**About this task:** Scan the records below. Copy every line in which the word "prevents" appears.

**Records for the task:**
________

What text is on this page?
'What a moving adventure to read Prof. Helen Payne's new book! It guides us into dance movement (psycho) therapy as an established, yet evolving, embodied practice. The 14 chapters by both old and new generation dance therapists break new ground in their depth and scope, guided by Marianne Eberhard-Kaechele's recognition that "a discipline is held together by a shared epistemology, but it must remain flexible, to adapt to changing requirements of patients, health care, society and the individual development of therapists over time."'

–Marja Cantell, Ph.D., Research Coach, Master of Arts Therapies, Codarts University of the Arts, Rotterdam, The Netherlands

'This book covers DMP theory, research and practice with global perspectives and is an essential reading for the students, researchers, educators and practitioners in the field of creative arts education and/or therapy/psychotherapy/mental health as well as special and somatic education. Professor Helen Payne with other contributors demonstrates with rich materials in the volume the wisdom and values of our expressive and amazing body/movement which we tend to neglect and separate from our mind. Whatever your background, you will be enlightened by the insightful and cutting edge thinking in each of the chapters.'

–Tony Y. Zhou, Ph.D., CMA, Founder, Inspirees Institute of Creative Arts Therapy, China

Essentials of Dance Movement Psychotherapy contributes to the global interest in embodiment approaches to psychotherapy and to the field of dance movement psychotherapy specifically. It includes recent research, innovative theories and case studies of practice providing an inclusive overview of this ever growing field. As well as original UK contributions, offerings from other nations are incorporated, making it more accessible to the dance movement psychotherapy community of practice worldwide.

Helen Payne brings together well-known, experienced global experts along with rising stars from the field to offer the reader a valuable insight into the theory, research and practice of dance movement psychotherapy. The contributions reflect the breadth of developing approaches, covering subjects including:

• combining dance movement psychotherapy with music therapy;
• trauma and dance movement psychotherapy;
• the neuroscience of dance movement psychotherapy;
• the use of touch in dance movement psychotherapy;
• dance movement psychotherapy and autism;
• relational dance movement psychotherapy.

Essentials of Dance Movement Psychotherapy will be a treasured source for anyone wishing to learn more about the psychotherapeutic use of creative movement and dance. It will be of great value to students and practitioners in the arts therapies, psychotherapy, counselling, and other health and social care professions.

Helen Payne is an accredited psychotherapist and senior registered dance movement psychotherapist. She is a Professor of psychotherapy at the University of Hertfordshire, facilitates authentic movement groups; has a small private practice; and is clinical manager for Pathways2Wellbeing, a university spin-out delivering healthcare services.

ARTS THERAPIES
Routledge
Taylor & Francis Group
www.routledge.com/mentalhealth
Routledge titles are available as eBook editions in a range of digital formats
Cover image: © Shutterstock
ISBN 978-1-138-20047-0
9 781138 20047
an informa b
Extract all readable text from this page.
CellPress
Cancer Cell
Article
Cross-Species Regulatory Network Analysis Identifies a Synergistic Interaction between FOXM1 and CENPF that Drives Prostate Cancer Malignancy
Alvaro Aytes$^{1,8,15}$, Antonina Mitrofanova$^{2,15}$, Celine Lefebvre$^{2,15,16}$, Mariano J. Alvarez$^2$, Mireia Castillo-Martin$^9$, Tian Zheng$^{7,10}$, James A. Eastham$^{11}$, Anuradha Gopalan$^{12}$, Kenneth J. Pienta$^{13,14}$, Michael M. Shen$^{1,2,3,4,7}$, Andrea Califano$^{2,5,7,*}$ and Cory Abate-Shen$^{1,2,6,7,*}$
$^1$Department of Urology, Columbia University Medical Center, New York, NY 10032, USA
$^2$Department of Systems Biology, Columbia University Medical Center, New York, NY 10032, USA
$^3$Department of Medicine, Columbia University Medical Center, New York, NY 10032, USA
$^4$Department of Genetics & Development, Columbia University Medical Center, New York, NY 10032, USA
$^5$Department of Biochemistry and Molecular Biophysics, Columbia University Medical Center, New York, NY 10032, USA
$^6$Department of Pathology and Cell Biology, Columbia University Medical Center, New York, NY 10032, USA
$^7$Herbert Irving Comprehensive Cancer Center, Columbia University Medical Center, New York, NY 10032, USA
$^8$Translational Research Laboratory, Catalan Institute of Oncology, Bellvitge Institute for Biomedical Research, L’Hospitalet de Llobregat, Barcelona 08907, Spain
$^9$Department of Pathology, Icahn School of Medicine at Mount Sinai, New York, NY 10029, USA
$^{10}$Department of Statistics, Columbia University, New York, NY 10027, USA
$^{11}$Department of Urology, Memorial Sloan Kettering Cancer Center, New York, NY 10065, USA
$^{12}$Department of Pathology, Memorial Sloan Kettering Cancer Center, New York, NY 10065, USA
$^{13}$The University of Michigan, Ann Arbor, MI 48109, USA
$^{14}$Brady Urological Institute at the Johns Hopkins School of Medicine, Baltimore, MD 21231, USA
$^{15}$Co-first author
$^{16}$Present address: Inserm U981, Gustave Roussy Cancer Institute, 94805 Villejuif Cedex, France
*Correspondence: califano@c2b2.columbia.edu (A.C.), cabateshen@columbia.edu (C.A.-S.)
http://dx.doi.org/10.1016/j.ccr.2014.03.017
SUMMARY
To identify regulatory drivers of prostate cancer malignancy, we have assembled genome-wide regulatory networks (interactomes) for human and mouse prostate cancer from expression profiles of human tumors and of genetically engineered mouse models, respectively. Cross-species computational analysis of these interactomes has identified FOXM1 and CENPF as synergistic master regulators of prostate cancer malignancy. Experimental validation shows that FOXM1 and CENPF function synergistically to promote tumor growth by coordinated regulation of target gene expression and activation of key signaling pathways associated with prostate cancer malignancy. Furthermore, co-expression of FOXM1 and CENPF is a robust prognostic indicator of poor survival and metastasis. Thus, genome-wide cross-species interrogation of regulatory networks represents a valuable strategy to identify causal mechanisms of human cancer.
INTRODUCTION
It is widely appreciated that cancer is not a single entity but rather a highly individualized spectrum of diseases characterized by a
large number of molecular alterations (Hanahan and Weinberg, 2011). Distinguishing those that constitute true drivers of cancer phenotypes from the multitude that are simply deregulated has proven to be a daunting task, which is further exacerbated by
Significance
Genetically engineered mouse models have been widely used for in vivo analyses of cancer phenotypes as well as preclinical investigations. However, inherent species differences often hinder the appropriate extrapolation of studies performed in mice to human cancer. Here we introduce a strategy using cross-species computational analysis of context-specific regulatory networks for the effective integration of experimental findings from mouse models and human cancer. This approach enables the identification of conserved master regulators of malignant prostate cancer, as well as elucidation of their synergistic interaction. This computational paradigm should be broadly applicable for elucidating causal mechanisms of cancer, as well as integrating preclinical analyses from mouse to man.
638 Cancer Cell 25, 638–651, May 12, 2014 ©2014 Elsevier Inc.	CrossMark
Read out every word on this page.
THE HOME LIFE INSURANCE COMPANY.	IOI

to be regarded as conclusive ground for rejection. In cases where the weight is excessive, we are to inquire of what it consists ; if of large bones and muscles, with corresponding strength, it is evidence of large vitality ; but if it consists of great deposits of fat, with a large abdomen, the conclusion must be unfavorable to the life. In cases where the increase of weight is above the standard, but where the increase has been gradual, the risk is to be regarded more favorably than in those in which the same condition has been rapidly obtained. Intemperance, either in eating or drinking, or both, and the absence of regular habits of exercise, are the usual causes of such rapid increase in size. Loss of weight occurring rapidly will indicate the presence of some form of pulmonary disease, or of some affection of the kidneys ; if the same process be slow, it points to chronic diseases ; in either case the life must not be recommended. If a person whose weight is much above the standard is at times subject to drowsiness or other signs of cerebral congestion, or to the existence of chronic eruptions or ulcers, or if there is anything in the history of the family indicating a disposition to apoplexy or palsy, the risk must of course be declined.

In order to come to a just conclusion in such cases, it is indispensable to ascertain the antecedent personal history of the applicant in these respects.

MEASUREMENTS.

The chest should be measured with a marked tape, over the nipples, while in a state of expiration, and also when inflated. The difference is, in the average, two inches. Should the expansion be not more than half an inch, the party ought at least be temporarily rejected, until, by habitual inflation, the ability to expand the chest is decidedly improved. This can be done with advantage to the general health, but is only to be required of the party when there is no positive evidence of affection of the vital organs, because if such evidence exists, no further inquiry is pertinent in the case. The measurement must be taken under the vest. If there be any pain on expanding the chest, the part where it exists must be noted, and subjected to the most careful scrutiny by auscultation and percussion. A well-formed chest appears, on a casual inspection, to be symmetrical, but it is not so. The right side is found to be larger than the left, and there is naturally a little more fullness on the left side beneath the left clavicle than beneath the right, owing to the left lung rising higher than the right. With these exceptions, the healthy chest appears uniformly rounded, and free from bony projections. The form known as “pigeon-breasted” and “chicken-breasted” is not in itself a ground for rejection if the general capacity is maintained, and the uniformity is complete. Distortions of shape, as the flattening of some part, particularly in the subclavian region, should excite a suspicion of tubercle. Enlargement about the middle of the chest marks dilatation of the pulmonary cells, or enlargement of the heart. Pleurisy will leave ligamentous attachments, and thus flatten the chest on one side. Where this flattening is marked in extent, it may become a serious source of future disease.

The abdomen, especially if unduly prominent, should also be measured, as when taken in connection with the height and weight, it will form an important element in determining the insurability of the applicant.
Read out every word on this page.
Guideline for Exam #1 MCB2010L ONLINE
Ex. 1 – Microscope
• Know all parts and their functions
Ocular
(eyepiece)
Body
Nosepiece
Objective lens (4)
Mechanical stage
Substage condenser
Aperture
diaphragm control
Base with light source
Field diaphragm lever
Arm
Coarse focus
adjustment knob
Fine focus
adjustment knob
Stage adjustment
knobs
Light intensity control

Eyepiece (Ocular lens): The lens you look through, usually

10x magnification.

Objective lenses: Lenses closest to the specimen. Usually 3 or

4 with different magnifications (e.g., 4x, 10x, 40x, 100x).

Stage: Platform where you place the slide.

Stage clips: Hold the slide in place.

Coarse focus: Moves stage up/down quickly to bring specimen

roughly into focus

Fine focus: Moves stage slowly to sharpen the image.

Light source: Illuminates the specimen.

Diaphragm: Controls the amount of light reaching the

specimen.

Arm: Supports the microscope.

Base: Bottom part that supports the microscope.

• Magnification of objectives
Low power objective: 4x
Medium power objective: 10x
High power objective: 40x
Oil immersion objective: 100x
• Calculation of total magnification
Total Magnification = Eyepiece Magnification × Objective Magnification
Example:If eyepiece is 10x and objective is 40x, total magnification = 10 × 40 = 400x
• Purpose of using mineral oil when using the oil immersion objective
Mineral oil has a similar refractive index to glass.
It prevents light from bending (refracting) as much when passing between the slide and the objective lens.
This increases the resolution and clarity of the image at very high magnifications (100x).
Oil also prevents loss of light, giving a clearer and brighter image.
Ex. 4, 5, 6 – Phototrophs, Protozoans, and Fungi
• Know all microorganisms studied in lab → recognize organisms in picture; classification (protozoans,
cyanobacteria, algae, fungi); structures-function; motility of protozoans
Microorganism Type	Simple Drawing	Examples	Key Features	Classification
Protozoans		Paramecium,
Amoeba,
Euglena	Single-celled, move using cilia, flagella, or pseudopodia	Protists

________

**Exercise output:**
It prevents light from bending (refracting) as much when passing between the slide and the objective lens.
Oil also prevents loss of light, giving a clearer and brighter image.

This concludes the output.